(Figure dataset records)
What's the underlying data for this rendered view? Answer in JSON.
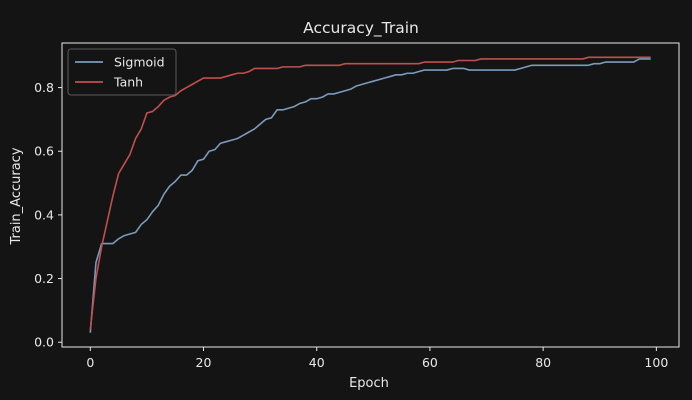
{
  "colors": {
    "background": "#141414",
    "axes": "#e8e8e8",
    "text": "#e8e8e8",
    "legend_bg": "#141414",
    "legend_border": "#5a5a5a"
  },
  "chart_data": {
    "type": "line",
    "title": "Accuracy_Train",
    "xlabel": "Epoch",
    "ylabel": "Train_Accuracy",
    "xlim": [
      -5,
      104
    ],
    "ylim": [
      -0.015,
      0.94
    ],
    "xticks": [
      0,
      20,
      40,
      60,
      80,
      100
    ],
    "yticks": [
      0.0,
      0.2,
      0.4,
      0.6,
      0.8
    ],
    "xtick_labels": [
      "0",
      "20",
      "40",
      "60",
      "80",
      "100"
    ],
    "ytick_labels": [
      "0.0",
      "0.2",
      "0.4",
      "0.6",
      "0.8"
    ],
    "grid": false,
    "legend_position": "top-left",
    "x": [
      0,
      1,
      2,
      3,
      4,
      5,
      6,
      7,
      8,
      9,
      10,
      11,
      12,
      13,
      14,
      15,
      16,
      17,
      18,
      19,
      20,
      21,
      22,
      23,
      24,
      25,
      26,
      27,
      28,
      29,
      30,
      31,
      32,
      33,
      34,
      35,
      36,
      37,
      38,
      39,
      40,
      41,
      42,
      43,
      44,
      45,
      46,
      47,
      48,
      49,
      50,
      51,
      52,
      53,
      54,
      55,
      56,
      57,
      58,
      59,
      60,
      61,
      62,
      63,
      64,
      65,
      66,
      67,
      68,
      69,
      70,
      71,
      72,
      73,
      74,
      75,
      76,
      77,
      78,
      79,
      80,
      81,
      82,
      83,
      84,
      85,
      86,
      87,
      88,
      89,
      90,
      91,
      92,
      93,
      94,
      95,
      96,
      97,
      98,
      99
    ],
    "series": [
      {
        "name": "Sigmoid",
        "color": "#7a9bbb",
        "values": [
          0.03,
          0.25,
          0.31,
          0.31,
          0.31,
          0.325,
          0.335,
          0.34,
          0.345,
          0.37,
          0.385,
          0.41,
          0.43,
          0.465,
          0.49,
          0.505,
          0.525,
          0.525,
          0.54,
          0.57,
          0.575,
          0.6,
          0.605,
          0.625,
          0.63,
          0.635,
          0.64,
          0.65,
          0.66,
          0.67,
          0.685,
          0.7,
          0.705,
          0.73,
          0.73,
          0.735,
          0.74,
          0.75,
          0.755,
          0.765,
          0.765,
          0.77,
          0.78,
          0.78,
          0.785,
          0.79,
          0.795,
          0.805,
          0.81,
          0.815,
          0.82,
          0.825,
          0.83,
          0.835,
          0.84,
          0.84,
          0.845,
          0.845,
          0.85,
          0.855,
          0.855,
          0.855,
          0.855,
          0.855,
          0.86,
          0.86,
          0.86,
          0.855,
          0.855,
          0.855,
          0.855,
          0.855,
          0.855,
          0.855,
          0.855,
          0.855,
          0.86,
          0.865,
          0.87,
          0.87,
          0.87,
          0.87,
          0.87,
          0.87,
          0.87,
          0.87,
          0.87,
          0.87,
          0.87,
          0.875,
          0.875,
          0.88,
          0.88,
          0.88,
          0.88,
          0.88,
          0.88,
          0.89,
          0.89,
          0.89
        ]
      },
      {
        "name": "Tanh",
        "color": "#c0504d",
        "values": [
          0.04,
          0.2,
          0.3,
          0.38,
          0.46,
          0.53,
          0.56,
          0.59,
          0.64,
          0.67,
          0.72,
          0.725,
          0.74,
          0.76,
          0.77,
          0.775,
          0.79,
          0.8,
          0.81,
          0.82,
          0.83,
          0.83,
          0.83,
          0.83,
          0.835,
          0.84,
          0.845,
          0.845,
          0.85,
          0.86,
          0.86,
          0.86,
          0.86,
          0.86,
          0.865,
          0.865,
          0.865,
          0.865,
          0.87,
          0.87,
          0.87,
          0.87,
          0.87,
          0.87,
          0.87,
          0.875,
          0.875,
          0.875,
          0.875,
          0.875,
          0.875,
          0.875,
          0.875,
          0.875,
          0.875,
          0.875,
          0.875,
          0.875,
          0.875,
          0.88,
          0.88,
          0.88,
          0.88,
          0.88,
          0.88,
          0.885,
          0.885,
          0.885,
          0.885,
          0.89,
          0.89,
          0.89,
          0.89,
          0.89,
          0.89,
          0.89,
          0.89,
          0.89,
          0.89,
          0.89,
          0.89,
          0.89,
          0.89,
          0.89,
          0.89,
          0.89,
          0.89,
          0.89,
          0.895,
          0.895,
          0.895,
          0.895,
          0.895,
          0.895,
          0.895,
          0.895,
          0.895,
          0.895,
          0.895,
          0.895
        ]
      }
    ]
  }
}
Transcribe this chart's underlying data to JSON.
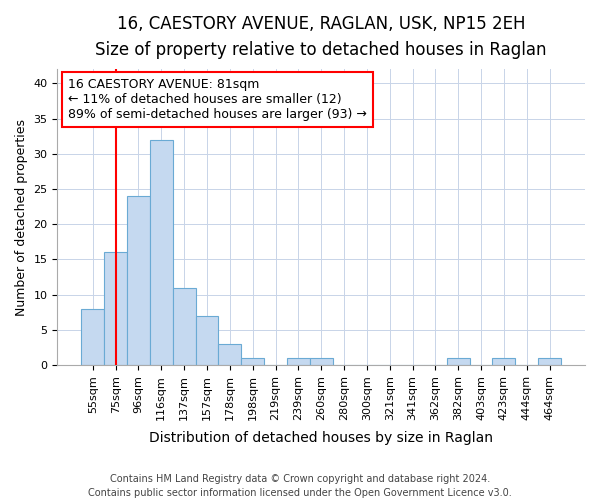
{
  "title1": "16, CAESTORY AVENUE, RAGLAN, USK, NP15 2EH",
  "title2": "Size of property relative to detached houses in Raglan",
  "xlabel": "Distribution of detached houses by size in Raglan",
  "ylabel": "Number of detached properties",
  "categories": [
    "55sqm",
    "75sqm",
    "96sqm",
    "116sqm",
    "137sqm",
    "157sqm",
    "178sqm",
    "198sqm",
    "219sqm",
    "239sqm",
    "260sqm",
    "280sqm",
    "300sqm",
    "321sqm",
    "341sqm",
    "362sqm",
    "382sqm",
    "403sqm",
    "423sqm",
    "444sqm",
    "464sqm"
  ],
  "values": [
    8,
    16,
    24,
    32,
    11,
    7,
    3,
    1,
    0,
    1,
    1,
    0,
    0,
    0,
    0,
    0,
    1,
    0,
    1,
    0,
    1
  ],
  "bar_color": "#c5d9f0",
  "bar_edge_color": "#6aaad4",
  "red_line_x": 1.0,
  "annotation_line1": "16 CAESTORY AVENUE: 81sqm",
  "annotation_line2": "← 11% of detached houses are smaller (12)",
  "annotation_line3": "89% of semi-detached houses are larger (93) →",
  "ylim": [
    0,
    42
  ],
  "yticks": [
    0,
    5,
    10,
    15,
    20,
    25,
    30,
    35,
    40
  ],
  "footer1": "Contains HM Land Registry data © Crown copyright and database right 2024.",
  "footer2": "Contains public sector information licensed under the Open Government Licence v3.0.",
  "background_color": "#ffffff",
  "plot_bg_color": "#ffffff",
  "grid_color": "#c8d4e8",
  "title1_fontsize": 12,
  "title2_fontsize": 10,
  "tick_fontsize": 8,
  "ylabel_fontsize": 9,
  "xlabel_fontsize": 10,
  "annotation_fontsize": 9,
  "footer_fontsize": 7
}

## Given request
Of the lines in the material, how many hold the word "houses"? Reply with the number only.

## Answer
4